**The problem**
Below is a block of data; give all of it again word for word.
[Start Data in this exercise]
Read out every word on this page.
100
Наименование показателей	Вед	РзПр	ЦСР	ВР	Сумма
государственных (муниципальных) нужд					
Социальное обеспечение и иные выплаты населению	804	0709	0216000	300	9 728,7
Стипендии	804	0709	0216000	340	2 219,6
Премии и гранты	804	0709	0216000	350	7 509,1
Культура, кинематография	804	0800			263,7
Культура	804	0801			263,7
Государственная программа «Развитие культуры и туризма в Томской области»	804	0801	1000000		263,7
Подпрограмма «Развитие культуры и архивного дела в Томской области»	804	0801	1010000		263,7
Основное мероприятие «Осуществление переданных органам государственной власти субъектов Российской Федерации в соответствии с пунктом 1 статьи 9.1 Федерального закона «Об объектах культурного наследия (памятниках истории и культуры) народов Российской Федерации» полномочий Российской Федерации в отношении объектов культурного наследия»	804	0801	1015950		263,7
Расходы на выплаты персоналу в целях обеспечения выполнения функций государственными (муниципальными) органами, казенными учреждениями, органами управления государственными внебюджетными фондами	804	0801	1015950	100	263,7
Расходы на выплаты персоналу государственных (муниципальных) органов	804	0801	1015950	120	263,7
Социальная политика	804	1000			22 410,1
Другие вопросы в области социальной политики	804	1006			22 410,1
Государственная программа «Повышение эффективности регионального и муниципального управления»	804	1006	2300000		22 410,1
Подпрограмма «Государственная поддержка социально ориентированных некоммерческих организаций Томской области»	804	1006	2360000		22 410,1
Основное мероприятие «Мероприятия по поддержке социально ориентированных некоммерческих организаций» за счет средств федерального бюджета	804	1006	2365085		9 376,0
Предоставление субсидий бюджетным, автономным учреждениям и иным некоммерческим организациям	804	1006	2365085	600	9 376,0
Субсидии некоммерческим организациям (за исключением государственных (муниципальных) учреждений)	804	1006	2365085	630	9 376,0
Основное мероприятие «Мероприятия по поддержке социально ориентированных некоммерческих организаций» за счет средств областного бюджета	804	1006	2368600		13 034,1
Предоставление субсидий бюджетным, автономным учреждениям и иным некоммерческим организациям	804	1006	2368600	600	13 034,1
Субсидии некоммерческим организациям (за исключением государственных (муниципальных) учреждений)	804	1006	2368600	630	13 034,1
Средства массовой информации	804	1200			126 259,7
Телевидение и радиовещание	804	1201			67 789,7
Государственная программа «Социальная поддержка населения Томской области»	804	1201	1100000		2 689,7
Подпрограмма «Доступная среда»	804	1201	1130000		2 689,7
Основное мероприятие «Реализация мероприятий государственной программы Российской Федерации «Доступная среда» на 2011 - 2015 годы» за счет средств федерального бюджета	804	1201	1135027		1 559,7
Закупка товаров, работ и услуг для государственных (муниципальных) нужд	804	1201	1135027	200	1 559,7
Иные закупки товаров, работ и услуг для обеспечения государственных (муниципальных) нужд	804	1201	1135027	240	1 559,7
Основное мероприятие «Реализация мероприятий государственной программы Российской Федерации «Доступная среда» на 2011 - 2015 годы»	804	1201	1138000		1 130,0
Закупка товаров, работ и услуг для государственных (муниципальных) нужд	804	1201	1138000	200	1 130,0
[End Data in this exercise]
**Solution for this problem**
Read out every word on this page.
100
Наименование показателей	Вед	РзПр	ЦСР	ВР	Сумма
государственных (муниципальных) нужд					
Социальное обеспечение и иные выплаты населению	804	0709	0216000	300	9 728,7
Стипендии	804	0709	0216000	340	2 219,6
Премии и гранты	804	0709	0216000	350	7 509,1
Культура, кинематография	804	0800			263,7
Культура	804	0801			263,7
Государственная программа «Развитие культуры и туризма в Томской области»	804	0801	1000000		263,7
Подпрограмма «Развитие культуры и архивного дела в Томской области»	804	0801	1010000		263,7
Основное мероприятие «Осуществление переданных органам государственной власти субъектов Российской Федерации в соответствии с пунктом 1 статьи 9.1 Федерального закона «Об объектах культурного наследия (памятниках истории и культуры) народов Российской Федерации» полномочий Российской Федерации в отношении объектов культурного наследия»	804	0801	1015950		263,7
Расходы на выплаты персоналу в целях обеспечения выполнения функций государственными (муниципальными) органами, казенными учреждениями, органами управления государственными внебюджетными фондами	804	0801	1015950	100	263,7
Расходы на выплаты персоналу государственных (муниципальных) органов	804	0801	1015950	120	263,7
Социальная политика	804	1000			22 410,1
Другие вопросы в области социальной политики	804	1006			22 410,1
Государственная программа «Повышение эффективности регионального и муниципального управления»	804	1006	2300000		22 410,1
Подпрограмма «Государственная поддержка социально ориентированных некоммерческих организаций Томской области»	804	1006	2360000		22 410,1
Основное мероприятие «Мероприятия по поддержке социально ориентированных некоммерческих организаций» за счет средств федерального бюджета	804	1006	2365085		9 376,0
Предоставление субсидий бюджетным, автономным учреждениям и иным некоммерческим организациям	804	1006	2365085	600	9 376,0
Субсидии некоммерческим организациям (за исключением государственных (муниципальных) учреждений)	804	1006	2365085	630	9 376,0
Основное мероприятие «Мероприятия по поддержке социально ориентированных некоммерческих организаций» за счет средств областного бюджета	804	1006	2368600		13 034,1
Предоставление субсидий бюджетным, автономным учреждениям и иным некоммерческим организациям	804	1006	2368600	600	13 034,1
Субсидии некоммерческим организациям (за исключением государственных (муниципальных) учреждений)	804	1006	2368600	630	13 034,1
Средства массовой информации	804	1200			126 259,7
Телевидение и радиовещание	804	1201			67 789,7
Государственная программа «Социальная поддержка населения Томской области»	804	1201	1100000		2 689,7
Подпрограмма «Доступная среда»	804	1201	1130000		2 689,7
Основное мероприятие «Реализация мероприятий государственной программы Российской Федерации «Доступная среда» на 2011 - 2015 годы» за счет средств федерального бюджета	804	1201	1135027		1 559,7
Закупка товаров, работ и услуг для государственных (муниципальных) нужд	804	1201	1135027	200	1 559,7
Иные закупки товаров, работ и услуг для обеспечения государственных (муниципальных) нужд	804	1201	1135027	240	1 559,7
Основное мероприятие «Реализация мероприятий государственной программы Российской Федерации «Доступная среда» на 2011 - 2015 годы»	804	1201	1138000		1 130,0
Закупка товаров, работ и услуг для государственных (муниципальных) нужд	804	1201	1138000	200	1 130,0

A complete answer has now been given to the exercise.